--- Start ---
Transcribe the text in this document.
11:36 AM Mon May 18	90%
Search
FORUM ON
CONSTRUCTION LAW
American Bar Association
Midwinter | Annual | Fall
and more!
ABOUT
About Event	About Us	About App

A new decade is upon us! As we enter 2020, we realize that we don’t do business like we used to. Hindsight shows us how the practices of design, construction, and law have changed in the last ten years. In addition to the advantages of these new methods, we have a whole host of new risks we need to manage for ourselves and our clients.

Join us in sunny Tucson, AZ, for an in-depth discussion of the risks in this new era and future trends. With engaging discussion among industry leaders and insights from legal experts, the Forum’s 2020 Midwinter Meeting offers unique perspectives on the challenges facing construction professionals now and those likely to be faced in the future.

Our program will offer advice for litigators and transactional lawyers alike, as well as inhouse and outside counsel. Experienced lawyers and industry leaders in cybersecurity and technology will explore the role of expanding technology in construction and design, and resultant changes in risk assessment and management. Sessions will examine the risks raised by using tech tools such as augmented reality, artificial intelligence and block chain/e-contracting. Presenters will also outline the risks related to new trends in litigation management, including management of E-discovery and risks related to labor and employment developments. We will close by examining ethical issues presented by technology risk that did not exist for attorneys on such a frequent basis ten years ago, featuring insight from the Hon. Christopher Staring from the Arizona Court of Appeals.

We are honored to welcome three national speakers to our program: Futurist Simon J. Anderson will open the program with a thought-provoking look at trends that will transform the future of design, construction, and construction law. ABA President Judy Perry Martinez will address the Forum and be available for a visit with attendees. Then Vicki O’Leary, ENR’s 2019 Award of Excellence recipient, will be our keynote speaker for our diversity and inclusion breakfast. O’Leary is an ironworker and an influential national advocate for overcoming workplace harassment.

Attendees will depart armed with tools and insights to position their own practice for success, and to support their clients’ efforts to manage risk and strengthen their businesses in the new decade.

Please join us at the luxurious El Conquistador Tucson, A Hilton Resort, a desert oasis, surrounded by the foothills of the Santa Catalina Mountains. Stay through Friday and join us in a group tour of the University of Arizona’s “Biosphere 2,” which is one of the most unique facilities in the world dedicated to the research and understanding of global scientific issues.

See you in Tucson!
--- End ---
TASK OBJECTIVE – All of the records must be retyped exactly as they are.

FULL SOLUTION –
Transcribe the text in this document.
11:36 AM Mon May 18	90%
Search
FORUM ON
CONSTRUCTION LAW
American Bar Association
Midwinter | Annual | Fall
and more!
ABOUT
About Event	About Us	About App

A new decade is upon us! As we enter 2020, we realize that we don’t do business like we used to. Hindsight shows us how the practices of design, construction, and law have changed in the last ten years. In addition to the advantages of these new methods, we have a whole host of new risks we need to manage for ourselves and our clients.

Join us in sunny Tucson, AZ, for an in-depth discussion of the risks in this new era and future trends. With engaging discussion among industry leaders and insights from legal experts, the Forum’s 2020 Midwinter Meeting offers unique perspectives on the challenges facing construction professionals now and those likely to be faced in the future.

Our program will offer advice for litigators and transactional lawyers alike, as well as inhouse and outside counsel. Experienced lawyers and industry leaders in cybersecurity and technology will explore the role of expanding technology in construction and design, and resultant changes in risk assessment and management. Sessions will examine the risks raised by using tech tools such as augmented reality, artificial intelligence and block chain/e-contracting. Presenters will also outline the risks related to new trends in litigation management, including management of E-discovery and risks related to labor and employment developments. We will close by examining ethical issues presented by technology risk that did not exist for attorneys on such a frequent basis ten years ago, featuring insight from the Hon. Christopher Staring from the Arizona Court of Appeals.

We are honored to welcome three national speakers to our program: Futurist Simon J. Anderson will open the program with a thought-provoking look at trends that will transform the future of design, construction, and construction law. ABA President Judy Perry Martinez will address the Forum and be available for a visit with attendees. Then Vicki O’Leary, ENR’s 2019 Award of Excellence recipient, will be our keynote speaker for our diversity and inclusion breakfast. O’Leary is an ironworker and an influential national advocate for overcoming workplace harassment.

Attendees will depart armed with tools and insights to position their own practice for success, and to support their clients’ efforts to manage risk and strengthen their businesses in the new decade.

Please join us at the luxurious El Conquistador Tucson, A Hilton Resort, a desert oasis, surrounded by the foothills of the Santa Catalina Mountains. Stay through Friday and join us in a group tour of the University of Arizona’s “Biosphere 2,” which is one of the most unique facilities in the world dedicated to the research and understanding of global scientific issues.

See you in Tucson!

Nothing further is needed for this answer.